* _Brief_
Copy the data below word for word, line by line, without changing anything.

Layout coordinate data
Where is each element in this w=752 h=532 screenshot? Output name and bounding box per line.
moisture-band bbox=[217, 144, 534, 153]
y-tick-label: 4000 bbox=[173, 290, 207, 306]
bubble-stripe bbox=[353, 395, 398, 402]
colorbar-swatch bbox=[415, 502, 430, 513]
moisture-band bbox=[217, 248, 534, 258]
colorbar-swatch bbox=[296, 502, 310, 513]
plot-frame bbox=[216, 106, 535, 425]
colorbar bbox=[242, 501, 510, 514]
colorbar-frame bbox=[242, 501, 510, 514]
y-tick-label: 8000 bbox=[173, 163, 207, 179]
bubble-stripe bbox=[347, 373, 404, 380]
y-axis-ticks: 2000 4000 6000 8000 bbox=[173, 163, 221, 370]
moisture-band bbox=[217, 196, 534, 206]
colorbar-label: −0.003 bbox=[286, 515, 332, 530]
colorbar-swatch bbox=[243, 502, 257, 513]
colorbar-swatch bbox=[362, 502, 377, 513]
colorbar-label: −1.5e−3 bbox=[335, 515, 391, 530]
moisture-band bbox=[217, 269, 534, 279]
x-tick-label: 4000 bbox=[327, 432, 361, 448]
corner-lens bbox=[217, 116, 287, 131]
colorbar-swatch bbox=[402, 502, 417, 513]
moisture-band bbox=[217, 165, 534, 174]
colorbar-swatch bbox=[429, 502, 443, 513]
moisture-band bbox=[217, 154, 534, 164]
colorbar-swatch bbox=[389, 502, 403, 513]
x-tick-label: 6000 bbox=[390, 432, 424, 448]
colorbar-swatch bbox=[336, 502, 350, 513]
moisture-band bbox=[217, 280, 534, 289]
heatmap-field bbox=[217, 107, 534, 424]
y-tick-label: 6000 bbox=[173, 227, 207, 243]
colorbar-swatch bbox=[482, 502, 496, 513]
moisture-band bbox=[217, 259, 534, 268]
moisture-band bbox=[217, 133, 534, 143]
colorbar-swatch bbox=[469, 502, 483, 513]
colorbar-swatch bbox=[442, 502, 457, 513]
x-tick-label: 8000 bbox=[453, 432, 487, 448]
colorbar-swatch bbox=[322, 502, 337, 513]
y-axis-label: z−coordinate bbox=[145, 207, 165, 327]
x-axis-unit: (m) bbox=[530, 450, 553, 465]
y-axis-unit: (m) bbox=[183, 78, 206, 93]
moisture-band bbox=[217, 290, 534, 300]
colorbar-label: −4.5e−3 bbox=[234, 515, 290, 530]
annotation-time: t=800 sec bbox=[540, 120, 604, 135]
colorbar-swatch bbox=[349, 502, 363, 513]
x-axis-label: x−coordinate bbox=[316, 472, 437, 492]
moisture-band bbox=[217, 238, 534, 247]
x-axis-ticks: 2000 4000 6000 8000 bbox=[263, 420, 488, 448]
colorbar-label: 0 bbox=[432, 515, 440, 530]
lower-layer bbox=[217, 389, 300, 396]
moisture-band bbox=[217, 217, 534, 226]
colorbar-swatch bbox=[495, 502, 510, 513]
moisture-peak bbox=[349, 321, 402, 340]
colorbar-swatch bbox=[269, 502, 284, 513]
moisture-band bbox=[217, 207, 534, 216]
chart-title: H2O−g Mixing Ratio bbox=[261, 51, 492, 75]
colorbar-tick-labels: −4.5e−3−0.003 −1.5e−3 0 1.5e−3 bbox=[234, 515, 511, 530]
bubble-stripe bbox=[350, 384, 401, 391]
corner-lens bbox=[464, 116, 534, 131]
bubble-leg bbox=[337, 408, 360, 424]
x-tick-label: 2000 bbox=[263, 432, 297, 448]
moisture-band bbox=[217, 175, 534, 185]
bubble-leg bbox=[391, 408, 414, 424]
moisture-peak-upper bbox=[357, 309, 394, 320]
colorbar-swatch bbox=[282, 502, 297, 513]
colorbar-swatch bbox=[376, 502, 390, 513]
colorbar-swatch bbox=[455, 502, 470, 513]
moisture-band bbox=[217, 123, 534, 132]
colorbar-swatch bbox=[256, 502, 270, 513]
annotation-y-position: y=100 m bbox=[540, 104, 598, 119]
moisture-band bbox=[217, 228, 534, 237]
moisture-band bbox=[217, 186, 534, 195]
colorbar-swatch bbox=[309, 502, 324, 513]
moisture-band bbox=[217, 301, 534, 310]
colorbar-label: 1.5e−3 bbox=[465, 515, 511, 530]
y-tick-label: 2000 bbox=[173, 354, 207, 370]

* _Task response_
Where is each element in this w=752 h=532 screenshot? Output name and bounding box per line.
moisture-band bbox=[217, 144, 534, 153]
y-tick-label: 4000 bbox=[173, 290, 207, 306]
bubble-stripe bbox=[353, 395, 398, 402]
colorbar-swatch bbox=[415, 502, 430, 513]
moisture-band bbox=[217, 248, 534, 258]
colorbar-swatch bbox=[296, 502, 310, 513]
plot-frame bbox=[216, 106, 535, 425]
colorbar bbox=[242, 501, 510, 514]
colorbar-frame bbox=[242, 501, 510, 514]
y-tick-label: 8000 bbox=[173, 163, 207, 179]
bubble-stripe bbox=[347, 373, 404, 380]
y-axis-ticks: 2000 4000 6000 8000 bbox=[173, 163, 221, 370]
moisture-band bbox=[217, 196, 534, 206]
colorbar-label: −0.003 bbox=[286, 515, 332, 530]
colorbar-swatch bbox=[243, 502, 257, 513]
colorbar-swatch bbox=[362, 502, 377, 513]
colorbar-label: −1.5e−3 bbox=[335, 515, 391, 530]
moisture-band bbox=[217, 269, 534, 279]
x-tick-label: 4000 bbox=[327, 432, 361, 448]
corner-lens bbox=[217, 116, 287, 131]
colorbar-swatch bbox=[402, 502, 417, 513]
moisture-band bbox=[217, 165, 534, 174]
colorbar-swatch bbox=[429, 502, 443, 513]
moisture-band bbox=[217, 154, 534, 164]
colorbar-swatch bbox=[389, 502, 403, 513]
x-tick-label: 6000 bbox=[390, 432, 424, 448]
colorbar-swatch bbox=[336, 502, 350, 513]
moisture-band bbox=[217, 280, 534, 289]
heatmap-field bbox=[217, 107, 534, 424]
y-tick-label: 6000 bbox=[173, 227, 207, 243]
colorbar-swatch bbox=[482, 502, 496, 513]
moisture-band bbox=[217, 259, 534, 268]
moisture-band bbox=[217, 133, 534, 143]
colorbar-swatch bbox=[469, 502, 483, 513]
colorbar-swatch bbox=[442, 502, 457, 513]
x-tick-label: 8000 bbox=[453, 432, 487, 448]
colorbar-swatch bbox=[322, 502, 337, 513]
y-axis-label: z−coordinate bbox=[145, 207, 165, 327]
x-axis-unit: (m) bbox=[530, 450, 553, 465]
y-axis-unit: (m) bbox=[183, 78, 206, 93]
moisture-band bbox=[217, 290, 534, 300]
colorbar-label: −4.5e−3 bbox=[234, 515, 290, 530]
annotation-time: t=800 sec bbox=[540, 120, 604, 135]
colorbar-swatch bbox=[349, 502, 363, 513]
x-axis-label: x−coordinate bbox=[316, 472, 437, 492]
moisture-band bbox=[217, 238, 534, 247]
x-axis-ticks: 2000 4000 6000 8000 bbox=[263, 420, 488, 448]
colorbar-label: 0 bbox=[432, 515, 440, 530]
lower-layer bbox=[217, 389, 300, 396]
moisture-band bbox=[217, 217, 534, 226]
colorbar-swatch bbox=[495, 502, 510, 513]
moisture-peak bbox=[349, 321, 402, 340]
colorbar-swatch bbox=[269, 502, 284, 513]
moisture-band bbox=[217, 207, 534, 216]
chart-title: H2O−g Mixing Ratio bbox=[261, 51, 492, 75]
colorbar-tick-labels: −4.5e−3−0.003 −1.5e−3 0 1.5e−3 bbox=[234, 515, 511, 530]
bubble-stripe bbox=[350, 384, 401, 391]
corner-lens bbox=[464, 116, 534, 131]
bubble-leg bbox=[337, 408, 360, 424]
x-tick-label: 2000 bbox=[263, 432, 297, 448]
moisture-band bbox=[217, 175, 534, 185]
bubble-leg bbox=[391, 408, 414, 424]
moisture-peak-upper bbox=[357, 309, 394, 320]
colorbar-swatch bbox=[282, 502, 297, 513]
colorbar-swatch bbox=[376, 502, 390, 513]
colorbar-swatch bbox=[455, 502, 470, 513]
moisture-band bbox=[217, 123, 534, 132]
colorbar-swatch bbox=[256, 502, 270, 513]
annotation-y-position: y=100 m bbox=[540, 104, 598, 119]
moisture-band bbox=[217, 228, 534, 237]
moisture-band bbox=[217, 186, 534, 195]
colorbar-swatch bbox=[309, 502, 324, 513]
moisture-band bbox=[217, 301, 534, 310]
colorbar-label: 1.5e−3 bbox=[465, 515, 511, 530]
y-tick-label: 2000 bbox=[173, 354, 207, 370]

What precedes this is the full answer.